AIM:
Pull each line holding the word "model" from the data.

Data tied to figure images:
(begin)

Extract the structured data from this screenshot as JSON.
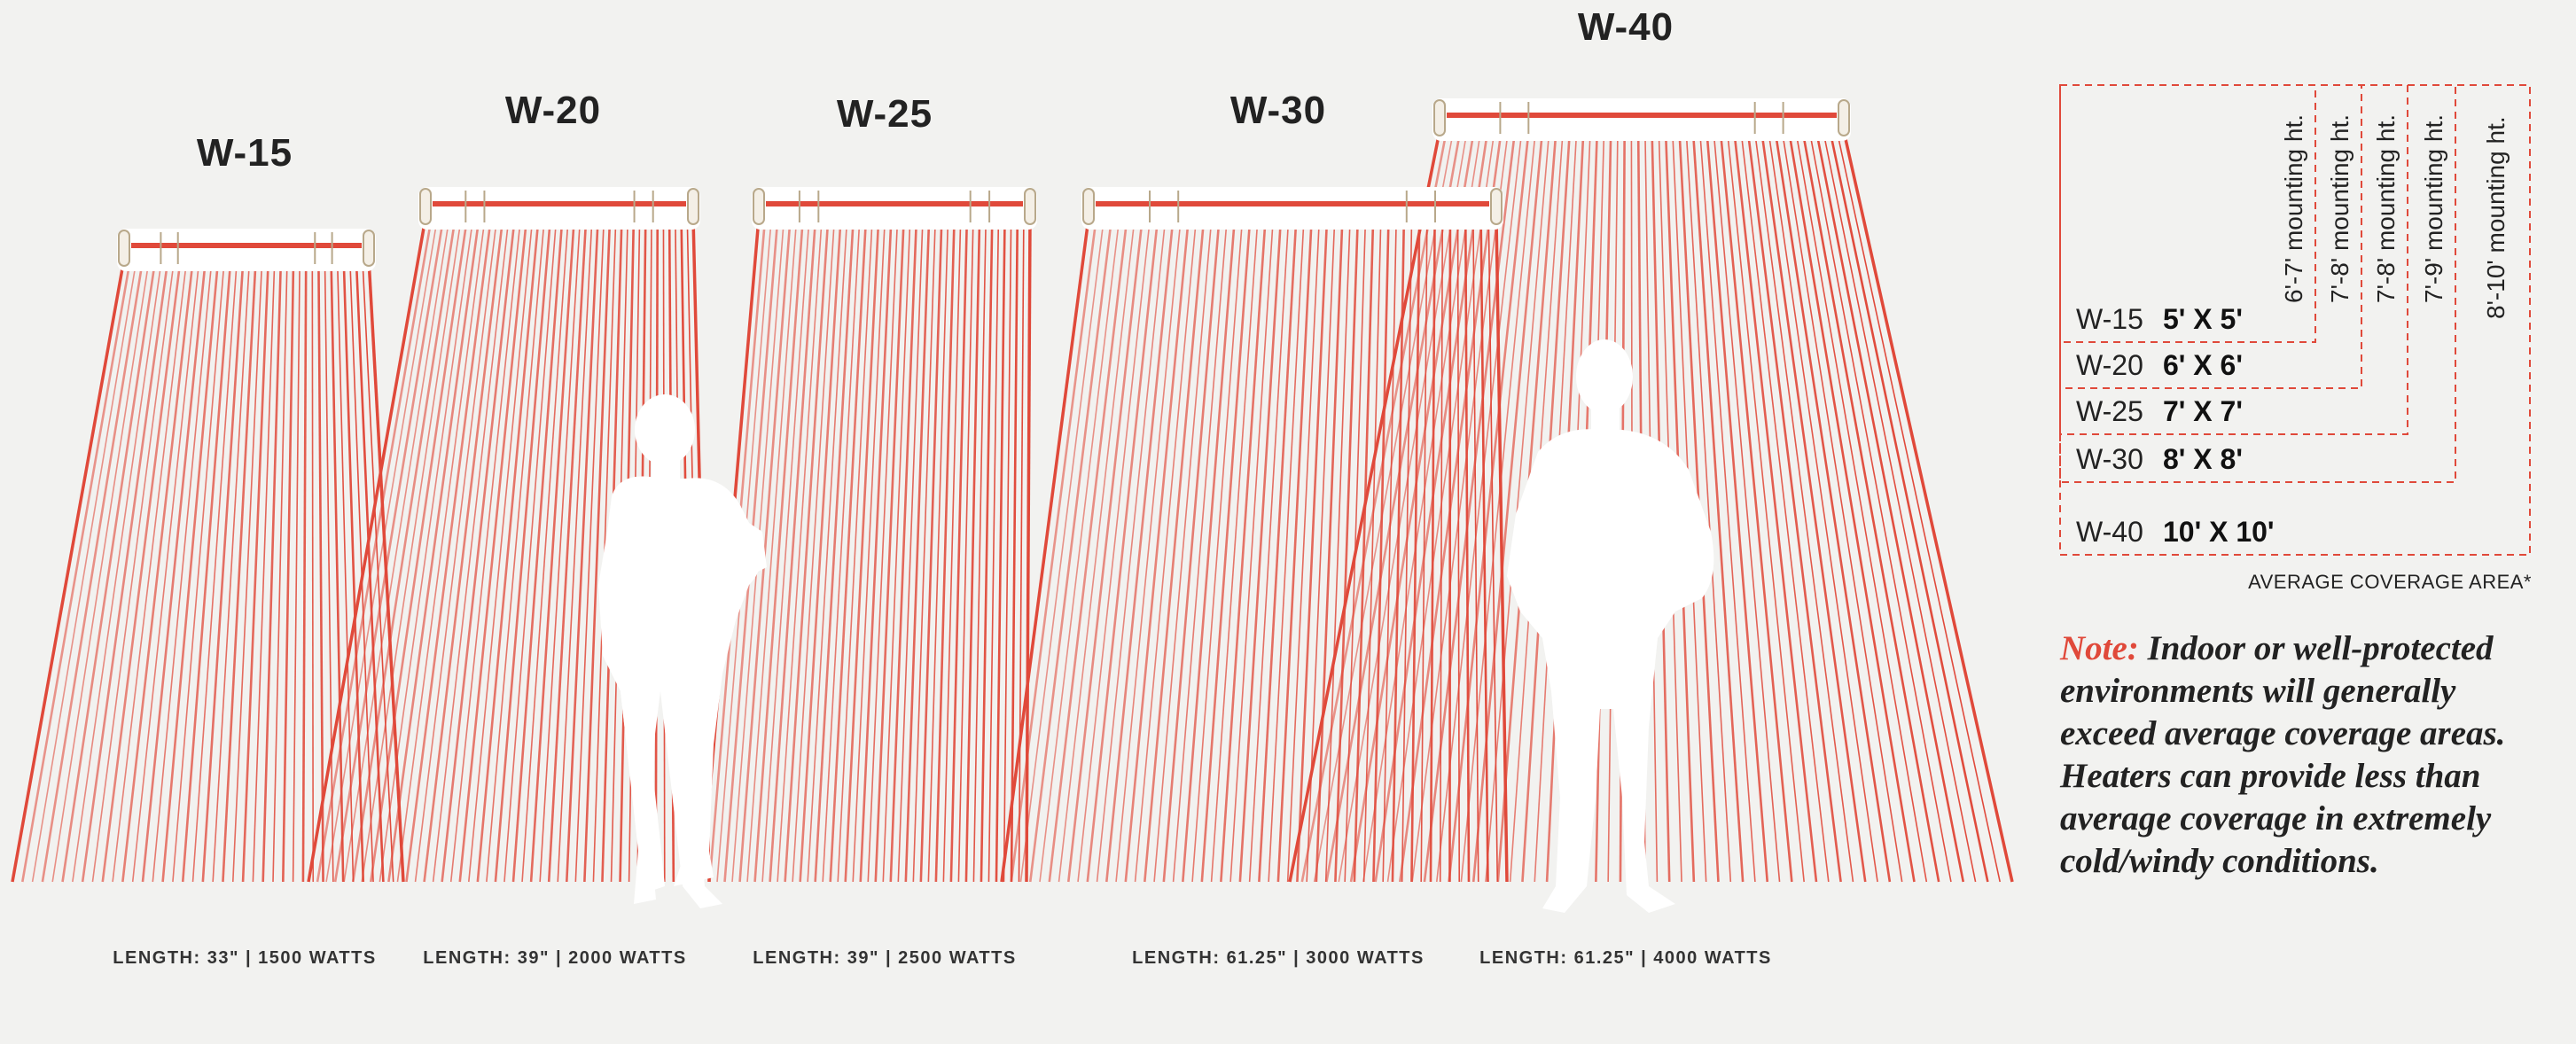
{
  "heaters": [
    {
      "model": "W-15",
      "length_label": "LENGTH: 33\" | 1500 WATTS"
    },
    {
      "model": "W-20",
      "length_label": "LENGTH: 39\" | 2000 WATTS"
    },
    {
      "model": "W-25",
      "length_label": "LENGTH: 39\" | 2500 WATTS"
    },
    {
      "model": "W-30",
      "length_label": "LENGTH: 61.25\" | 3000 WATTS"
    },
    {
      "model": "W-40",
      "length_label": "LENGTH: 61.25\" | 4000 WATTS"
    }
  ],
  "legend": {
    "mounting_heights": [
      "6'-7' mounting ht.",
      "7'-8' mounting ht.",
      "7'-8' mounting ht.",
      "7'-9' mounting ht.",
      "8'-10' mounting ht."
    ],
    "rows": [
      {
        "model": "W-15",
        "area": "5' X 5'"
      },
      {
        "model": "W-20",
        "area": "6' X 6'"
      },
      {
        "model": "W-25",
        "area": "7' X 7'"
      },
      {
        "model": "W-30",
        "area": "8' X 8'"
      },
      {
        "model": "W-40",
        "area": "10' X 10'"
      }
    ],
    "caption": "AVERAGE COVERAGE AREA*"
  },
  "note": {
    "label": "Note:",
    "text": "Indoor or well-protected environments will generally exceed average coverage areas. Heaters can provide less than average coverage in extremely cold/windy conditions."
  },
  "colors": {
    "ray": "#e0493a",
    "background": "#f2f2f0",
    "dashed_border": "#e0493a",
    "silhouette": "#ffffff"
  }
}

(end)
(begin)

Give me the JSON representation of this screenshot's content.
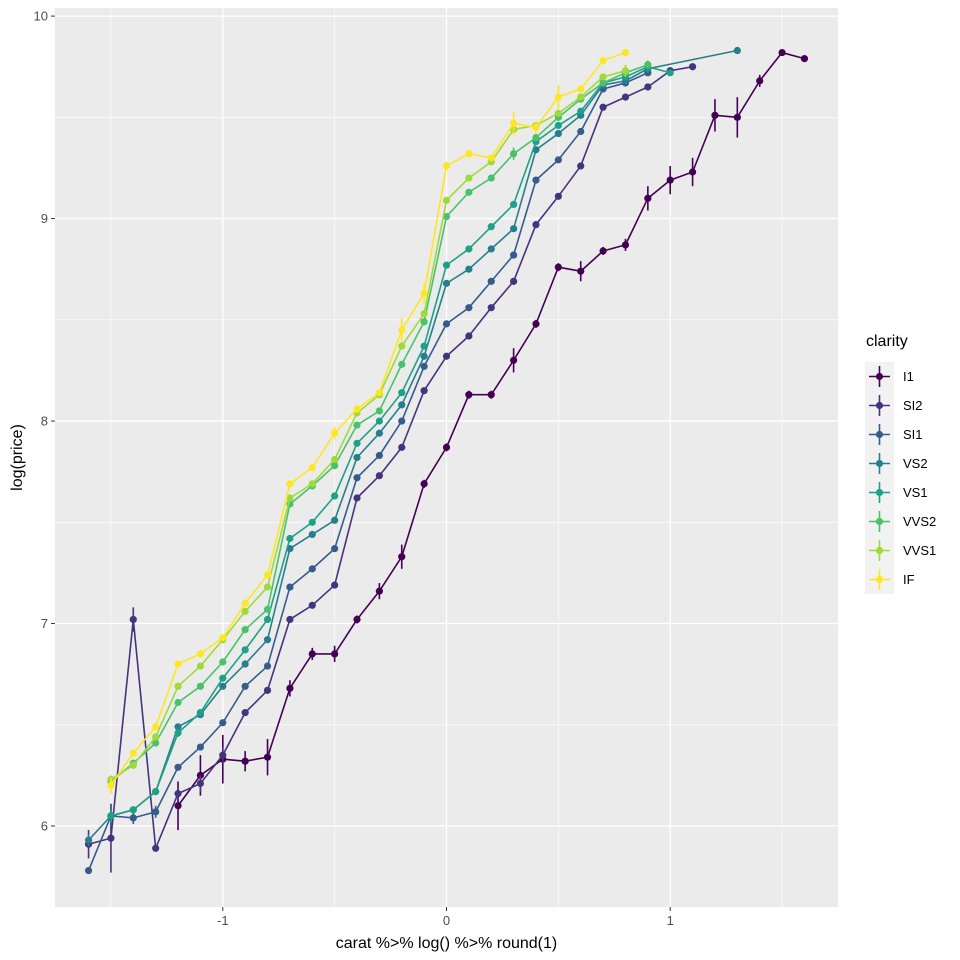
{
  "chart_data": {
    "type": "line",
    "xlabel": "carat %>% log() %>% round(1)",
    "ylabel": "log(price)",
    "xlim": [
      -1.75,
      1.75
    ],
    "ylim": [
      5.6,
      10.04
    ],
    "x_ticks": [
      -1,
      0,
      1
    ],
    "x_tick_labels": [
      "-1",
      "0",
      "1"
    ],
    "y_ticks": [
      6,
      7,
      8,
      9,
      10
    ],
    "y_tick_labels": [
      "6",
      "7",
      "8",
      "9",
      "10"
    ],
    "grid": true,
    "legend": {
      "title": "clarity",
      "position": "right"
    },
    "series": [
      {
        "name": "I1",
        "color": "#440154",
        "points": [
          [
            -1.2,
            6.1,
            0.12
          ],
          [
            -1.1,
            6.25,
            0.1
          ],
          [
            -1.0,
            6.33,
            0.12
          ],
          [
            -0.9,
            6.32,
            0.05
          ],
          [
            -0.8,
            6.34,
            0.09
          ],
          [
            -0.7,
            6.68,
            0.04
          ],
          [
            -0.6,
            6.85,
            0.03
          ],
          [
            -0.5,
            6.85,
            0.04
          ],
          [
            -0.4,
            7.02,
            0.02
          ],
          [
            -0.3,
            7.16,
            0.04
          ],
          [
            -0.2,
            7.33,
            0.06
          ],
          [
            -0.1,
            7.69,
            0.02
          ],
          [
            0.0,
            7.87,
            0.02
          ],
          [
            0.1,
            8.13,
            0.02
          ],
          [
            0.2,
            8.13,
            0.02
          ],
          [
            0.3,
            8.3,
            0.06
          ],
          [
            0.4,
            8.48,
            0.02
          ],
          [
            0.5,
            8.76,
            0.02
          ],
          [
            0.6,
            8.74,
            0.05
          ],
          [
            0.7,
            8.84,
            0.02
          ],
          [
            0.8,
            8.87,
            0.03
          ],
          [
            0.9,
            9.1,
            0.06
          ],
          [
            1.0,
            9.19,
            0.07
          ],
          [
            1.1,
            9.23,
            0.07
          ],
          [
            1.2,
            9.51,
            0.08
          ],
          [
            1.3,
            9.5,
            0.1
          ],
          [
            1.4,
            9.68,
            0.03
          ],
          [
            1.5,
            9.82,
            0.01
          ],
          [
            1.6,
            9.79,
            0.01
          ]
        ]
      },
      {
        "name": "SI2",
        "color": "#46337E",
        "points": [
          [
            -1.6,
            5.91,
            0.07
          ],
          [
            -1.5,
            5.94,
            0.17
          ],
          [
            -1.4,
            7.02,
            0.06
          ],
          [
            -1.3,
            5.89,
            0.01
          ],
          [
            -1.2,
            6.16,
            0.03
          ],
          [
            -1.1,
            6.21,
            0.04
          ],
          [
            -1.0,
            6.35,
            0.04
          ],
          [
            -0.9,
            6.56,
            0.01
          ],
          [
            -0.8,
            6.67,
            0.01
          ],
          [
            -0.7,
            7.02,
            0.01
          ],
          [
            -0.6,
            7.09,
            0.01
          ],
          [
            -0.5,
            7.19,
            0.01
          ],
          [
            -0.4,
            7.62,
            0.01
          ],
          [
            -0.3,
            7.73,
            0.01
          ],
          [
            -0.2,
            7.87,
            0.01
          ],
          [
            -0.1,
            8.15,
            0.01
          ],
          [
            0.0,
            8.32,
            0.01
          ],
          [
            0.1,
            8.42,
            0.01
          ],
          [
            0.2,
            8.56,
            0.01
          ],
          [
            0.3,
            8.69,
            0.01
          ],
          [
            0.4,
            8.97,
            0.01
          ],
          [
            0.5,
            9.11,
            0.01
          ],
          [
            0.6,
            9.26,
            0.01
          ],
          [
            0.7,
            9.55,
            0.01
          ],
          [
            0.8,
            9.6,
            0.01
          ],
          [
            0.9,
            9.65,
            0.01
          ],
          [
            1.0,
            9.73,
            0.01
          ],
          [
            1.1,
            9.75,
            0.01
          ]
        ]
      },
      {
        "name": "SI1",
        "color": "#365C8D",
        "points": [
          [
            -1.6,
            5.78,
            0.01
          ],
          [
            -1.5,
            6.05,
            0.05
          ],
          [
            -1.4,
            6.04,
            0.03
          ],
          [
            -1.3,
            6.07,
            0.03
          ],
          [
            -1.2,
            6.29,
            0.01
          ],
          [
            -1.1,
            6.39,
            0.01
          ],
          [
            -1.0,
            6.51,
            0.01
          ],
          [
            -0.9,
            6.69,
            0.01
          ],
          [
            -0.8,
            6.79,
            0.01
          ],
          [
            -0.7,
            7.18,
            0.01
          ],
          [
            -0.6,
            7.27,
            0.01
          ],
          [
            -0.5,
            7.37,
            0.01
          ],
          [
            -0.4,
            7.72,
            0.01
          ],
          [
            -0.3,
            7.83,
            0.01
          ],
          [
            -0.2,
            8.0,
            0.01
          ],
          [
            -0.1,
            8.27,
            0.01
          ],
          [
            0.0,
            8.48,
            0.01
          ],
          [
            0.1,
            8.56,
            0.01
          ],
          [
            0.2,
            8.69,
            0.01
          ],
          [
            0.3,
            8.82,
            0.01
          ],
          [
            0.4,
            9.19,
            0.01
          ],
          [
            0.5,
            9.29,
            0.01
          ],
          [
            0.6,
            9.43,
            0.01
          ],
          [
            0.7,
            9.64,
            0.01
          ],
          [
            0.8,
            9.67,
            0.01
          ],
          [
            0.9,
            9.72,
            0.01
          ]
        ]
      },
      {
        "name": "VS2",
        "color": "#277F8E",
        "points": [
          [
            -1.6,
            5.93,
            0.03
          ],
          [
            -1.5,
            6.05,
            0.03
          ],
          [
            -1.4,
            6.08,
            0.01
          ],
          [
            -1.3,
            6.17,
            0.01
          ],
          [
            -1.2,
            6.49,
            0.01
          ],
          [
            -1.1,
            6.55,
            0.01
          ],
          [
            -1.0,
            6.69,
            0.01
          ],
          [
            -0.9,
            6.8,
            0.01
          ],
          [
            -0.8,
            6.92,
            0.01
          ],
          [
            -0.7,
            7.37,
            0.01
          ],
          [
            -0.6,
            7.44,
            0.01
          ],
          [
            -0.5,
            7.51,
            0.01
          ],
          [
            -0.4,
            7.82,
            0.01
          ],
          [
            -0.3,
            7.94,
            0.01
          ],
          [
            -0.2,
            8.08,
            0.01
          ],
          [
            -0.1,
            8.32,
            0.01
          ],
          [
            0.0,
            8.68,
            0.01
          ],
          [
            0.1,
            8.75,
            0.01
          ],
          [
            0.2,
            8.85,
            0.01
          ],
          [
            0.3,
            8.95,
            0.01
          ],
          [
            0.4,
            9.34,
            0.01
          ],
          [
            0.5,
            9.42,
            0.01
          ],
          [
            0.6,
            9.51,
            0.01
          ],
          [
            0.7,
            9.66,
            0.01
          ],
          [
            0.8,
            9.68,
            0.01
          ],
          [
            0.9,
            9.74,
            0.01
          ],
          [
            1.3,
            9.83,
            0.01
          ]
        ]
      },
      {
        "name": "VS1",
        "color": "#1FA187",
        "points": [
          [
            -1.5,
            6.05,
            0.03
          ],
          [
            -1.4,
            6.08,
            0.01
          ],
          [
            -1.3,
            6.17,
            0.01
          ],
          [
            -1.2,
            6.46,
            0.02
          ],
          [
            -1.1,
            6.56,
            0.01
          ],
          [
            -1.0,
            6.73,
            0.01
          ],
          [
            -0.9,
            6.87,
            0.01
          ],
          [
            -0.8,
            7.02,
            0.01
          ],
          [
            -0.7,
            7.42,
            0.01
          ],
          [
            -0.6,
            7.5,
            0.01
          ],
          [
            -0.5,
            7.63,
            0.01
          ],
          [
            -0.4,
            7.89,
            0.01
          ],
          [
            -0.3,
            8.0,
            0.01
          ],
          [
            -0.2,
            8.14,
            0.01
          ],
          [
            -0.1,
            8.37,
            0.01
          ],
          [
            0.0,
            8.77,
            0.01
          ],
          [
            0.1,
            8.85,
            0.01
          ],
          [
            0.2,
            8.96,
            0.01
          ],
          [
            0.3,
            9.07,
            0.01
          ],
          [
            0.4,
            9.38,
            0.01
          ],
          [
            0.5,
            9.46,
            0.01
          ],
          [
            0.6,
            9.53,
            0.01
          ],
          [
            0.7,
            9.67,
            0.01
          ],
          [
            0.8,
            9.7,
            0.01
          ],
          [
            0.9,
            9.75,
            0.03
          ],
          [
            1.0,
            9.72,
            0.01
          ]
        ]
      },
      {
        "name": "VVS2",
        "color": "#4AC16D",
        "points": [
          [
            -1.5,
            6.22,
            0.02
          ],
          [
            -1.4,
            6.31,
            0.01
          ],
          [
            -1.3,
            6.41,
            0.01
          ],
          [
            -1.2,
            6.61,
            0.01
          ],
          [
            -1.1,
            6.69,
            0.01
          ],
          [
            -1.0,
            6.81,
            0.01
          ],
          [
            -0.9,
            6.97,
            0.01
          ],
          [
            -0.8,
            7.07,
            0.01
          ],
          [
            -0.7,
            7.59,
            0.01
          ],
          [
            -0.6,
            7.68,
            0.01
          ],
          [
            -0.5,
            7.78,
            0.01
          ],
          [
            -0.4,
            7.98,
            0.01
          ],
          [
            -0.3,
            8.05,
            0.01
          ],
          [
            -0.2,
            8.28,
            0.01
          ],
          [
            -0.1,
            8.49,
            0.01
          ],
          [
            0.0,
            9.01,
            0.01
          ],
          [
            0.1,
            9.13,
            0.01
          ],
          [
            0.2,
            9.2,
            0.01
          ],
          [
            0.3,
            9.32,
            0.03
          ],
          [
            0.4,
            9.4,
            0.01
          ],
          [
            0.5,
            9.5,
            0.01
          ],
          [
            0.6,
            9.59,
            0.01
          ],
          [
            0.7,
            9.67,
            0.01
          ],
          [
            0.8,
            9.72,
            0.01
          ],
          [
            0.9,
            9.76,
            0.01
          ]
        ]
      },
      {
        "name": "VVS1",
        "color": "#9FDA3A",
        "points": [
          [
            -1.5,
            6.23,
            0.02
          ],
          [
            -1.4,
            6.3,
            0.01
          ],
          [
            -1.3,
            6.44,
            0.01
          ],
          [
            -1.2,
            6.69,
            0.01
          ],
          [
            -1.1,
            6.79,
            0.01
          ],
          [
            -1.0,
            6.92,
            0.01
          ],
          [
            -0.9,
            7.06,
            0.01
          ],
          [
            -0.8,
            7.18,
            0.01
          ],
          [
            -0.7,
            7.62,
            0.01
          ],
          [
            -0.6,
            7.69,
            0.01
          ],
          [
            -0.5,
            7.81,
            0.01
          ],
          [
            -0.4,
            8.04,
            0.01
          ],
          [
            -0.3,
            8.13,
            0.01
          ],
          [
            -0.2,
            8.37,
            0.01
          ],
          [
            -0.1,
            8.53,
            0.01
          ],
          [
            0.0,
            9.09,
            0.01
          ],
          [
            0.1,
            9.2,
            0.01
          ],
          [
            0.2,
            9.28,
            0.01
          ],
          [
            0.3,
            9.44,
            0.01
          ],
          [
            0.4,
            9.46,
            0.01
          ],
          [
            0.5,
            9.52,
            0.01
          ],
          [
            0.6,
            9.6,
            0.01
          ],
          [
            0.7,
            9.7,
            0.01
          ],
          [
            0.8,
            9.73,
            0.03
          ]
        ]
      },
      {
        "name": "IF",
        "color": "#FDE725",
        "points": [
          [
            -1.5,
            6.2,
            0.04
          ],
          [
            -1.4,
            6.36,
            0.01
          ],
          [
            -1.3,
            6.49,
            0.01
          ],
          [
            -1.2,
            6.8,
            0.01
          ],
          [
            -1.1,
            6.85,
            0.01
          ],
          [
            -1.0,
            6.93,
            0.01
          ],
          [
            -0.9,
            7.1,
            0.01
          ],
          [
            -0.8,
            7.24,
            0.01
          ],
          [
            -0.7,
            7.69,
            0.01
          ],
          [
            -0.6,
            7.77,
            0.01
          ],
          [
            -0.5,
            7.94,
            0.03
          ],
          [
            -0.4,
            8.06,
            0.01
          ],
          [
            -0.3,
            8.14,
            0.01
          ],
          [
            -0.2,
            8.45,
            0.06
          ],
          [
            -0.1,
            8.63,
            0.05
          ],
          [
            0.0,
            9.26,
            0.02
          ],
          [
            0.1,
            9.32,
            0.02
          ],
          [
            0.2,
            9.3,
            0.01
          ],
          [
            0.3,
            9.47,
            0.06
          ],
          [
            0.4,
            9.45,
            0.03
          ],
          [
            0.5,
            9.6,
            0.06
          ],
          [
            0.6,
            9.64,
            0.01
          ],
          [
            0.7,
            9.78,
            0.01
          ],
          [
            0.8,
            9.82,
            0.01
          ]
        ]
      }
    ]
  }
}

(end)

FINAL RESULT:
      "model": "W-15",
      "model": "W-20",
      "model": "W-25",
      "model": "W-30",
      "model": "W-40",
        "model": "W-15",
        "model": "W-20",
        "model": "W-25",
        "model": "W-30",
        "model": "W-40",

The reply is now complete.